State the count of lines below in which the word "course" appears, and add nothing.

[Begin]

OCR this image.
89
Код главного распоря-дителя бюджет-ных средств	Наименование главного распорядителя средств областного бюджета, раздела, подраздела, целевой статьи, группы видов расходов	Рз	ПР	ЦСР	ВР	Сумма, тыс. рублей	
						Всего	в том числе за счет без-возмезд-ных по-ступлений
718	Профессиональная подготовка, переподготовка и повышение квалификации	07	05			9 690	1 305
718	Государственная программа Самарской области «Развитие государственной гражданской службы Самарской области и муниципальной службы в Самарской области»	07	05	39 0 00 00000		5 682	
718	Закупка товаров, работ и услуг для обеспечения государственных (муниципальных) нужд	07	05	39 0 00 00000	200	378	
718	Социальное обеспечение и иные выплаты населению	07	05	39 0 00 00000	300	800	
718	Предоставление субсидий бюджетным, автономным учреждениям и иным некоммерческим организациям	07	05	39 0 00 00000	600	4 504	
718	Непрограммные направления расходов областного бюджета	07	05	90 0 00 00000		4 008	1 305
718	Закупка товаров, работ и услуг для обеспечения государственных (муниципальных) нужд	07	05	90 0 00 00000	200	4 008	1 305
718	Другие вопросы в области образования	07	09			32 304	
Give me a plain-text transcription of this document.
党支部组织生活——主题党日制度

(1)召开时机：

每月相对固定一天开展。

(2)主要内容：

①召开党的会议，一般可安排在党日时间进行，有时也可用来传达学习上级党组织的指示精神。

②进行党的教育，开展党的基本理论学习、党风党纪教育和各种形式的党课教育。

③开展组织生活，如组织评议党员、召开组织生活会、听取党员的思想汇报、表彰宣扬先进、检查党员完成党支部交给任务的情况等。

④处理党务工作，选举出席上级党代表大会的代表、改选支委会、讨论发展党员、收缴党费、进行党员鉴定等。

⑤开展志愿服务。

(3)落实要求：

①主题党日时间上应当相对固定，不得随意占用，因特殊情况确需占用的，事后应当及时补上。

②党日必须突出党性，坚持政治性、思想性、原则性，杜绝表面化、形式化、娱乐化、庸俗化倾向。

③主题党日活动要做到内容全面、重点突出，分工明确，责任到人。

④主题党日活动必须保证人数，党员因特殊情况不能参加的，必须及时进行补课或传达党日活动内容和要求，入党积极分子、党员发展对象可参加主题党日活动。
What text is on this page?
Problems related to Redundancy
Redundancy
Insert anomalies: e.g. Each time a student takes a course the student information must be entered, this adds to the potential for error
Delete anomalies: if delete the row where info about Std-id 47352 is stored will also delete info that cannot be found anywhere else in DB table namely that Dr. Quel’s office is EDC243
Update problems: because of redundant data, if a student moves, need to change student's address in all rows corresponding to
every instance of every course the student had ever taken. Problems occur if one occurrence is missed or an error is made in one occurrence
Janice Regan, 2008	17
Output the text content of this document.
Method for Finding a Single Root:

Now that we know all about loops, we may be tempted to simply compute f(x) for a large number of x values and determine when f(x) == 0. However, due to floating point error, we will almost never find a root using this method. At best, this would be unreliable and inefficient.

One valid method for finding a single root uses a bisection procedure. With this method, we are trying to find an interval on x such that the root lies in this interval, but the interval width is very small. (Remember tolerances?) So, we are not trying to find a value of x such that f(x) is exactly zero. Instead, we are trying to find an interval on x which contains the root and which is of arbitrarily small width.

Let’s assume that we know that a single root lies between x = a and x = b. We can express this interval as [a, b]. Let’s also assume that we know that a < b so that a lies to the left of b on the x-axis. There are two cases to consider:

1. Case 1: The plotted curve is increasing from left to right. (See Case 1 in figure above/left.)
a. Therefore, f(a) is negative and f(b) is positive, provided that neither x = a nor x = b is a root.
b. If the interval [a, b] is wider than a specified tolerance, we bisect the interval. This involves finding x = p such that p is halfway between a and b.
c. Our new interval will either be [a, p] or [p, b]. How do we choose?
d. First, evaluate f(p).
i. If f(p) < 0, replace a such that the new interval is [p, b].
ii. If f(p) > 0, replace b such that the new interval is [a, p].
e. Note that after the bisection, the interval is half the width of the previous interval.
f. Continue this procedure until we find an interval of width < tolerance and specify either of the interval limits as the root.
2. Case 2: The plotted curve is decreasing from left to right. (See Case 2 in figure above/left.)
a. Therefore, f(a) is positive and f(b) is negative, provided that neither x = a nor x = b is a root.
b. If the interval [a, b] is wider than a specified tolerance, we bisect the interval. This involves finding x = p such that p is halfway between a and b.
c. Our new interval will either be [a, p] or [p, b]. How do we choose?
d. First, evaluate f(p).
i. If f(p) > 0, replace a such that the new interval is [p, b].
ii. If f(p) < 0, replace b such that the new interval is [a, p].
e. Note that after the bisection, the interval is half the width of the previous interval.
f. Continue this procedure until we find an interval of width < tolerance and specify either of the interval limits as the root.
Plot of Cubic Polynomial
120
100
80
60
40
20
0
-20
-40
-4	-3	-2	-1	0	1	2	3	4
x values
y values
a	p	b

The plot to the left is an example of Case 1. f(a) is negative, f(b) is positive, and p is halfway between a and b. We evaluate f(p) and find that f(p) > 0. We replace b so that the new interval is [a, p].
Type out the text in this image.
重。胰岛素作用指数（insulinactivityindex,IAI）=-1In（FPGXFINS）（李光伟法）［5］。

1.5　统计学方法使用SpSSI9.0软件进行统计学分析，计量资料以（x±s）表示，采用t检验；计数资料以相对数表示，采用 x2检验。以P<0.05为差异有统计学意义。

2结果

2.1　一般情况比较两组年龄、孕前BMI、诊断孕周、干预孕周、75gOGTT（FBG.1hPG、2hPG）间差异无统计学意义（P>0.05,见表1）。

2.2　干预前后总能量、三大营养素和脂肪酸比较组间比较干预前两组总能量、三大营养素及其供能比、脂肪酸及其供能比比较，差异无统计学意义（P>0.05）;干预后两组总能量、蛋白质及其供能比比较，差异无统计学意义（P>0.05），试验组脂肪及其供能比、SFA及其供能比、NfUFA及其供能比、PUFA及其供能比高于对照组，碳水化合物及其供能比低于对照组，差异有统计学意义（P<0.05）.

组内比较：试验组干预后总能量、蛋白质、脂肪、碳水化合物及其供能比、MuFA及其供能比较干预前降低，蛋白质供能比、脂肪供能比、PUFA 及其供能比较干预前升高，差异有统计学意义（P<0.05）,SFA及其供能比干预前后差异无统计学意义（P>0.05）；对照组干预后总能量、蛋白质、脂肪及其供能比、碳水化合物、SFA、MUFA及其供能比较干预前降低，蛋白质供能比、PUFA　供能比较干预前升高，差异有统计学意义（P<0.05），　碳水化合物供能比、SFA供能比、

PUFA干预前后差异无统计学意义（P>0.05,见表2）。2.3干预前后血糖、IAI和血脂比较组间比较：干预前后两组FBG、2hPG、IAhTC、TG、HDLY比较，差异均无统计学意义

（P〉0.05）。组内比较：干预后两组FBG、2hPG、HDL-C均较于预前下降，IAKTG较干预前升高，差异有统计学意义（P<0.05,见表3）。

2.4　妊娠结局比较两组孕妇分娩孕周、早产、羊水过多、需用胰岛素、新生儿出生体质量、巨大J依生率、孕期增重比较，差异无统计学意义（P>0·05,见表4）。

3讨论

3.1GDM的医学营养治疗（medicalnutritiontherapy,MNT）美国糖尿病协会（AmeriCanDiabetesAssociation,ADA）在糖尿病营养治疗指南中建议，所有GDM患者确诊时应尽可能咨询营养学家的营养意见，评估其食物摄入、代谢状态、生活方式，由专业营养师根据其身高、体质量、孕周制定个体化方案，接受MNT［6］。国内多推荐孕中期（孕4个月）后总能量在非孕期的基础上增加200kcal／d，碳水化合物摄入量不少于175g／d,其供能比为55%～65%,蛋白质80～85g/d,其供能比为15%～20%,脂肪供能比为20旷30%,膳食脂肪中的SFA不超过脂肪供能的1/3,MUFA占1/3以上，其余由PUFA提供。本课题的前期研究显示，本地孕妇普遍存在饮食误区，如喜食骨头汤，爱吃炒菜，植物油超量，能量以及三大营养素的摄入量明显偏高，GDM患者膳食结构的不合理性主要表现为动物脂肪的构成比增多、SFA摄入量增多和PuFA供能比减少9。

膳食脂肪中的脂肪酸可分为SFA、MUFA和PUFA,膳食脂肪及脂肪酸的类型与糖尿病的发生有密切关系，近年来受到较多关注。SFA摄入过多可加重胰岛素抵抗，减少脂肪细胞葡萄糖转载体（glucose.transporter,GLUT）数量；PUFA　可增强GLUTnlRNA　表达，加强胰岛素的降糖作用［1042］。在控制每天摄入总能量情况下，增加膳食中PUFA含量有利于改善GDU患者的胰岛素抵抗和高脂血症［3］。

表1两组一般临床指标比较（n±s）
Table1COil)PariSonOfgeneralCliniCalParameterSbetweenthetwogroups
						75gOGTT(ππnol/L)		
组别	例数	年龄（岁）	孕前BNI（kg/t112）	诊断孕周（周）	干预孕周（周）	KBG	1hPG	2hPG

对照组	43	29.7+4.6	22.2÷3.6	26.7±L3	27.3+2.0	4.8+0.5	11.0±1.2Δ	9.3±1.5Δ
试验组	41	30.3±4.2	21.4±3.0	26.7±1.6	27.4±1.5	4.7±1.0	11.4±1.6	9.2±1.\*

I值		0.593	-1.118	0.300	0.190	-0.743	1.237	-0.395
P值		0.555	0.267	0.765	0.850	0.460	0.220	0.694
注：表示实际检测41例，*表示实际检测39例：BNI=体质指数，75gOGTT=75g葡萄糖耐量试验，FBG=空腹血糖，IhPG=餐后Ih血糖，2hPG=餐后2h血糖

[End]

- _COMPLETE ANSWER_
2